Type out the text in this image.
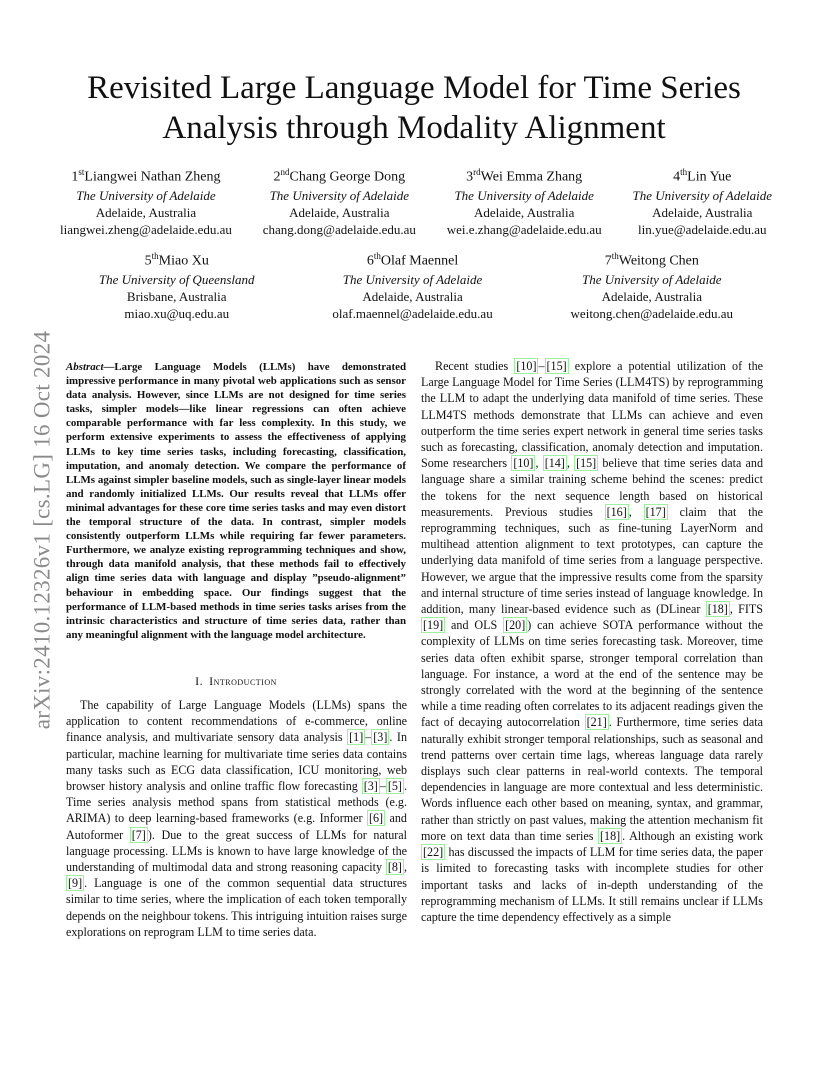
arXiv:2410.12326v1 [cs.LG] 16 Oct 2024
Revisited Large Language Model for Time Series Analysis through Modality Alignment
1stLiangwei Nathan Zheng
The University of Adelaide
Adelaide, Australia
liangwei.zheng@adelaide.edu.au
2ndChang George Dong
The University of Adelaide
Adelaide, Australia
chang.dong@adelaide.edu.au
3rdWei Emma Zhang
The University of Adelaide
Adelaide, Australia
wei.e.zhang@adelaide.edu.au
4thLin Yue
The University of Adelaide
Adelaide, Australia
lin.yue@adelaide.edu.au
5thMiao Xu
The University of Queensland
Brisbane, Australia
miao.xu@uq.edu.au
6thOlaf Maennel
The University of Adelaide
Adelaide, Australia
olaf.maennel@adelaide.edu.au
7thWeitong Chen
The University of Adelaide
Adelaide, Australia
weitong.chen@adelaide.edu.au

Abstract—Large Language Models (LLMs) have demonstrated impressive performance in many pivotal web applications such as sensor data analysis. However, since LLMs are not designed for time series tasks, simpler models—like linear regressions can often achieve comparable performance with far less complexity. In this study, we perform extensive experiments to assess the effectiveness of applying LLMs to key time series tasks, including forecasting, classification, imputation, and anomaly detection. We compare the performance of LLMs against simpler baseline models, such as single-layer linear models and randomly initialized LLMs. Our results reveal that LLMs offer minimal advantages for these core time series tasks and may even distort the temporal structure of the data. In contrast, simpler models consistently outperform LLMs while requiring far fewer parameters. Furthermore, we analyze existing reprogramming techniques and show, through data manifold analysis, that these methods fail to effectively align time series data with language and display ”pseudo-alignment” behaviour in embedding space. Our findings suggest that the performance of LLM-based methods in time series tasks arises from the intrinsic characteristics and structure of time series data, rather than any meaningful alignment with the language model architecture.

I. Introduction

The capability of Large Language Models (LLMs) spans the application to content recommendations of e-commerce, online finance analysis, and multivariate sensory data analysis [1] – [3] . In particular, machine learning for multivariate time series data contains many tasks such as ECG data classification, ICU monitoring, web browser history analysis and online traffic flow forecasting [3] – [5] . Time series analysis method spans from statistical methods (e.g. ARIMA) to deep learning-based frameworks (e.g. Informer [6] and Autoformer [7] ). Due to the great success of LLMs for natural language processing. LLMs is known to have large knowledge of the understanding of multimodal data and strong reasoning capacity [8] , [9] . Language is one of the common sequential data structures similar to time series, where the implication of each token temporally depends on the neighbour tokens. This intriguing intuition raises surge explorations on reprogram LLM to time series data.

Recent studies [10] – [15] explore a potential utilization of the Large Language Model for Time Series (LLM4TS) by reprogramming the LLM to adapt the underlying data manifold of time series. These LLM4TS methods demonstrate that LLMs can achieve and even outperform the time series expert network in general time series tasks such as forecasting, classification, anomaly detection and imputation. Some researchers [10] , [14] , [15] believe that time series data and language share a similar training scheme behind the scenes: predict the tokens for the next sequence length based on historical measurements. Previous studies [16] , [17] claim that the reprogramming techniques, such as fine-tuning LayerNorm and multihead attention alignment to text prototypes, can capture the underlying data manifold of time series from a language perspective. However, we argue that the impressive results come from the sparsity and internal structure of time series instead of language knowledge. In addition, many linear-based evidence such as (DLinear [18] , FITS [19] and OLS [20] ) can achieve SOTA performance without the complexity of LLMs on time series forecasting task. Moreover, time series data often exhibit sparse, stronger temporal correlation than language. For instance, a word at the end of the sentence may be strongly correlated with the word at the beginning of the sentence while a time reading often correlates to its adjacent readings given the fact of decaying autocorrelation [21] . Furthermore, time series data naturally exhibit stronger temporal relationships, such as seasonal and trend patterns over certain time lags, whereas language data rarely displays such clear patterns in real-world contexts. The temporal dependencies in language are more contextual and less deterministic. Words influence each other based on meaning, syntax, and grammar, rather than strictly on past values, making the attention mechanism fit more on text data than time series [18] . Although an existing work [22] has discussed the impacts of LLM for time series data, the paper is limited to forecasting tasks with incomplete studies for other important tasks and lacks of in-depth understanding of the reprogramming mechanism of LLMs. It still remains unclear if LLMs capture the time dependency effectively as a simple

Exercise description: Extract all lines from the material above that include the word "through".

Solution to this task:
Revisited Large Language Model for Time Series Analysis through Modality Alignment
Abstract—Large Language Models (LLMs) have demonstrated impressive performance in many pivotal web applications such as sensor data analysis. However, since LLMs are not designed for time series tasks, simpler models—like linear regressions can often achieve comparable performance with far less complexity. In this study, we perform extensive experiments to assess the effectiveness of applying LLMs to key time series tasks, including forecasting, classification, imputation, and anomaly detection. We compare the performance of LLMs against simpler baseline models, such as single-layer linear models and randomly initialized LLMs. Our results reveal that LLMs offer minimal advantages for these core time series tasks and may even distort the temporal structure of the data. In contrast, simpler models consistently outperform LLMs while requiring far fewer parameters. Furthermore, we analyze existing reprogramming techniques and show, through data manifold analysis, that these methods fail to effectively align time series data with language and display ”pseudo-alignment” behaviour in embedding space. Our findings suggest that the performance of LLM-based methods in time series tasks arises from the intrinsic characteristics and structure of time series data, rather than any meaningful alignment with the language model architecture.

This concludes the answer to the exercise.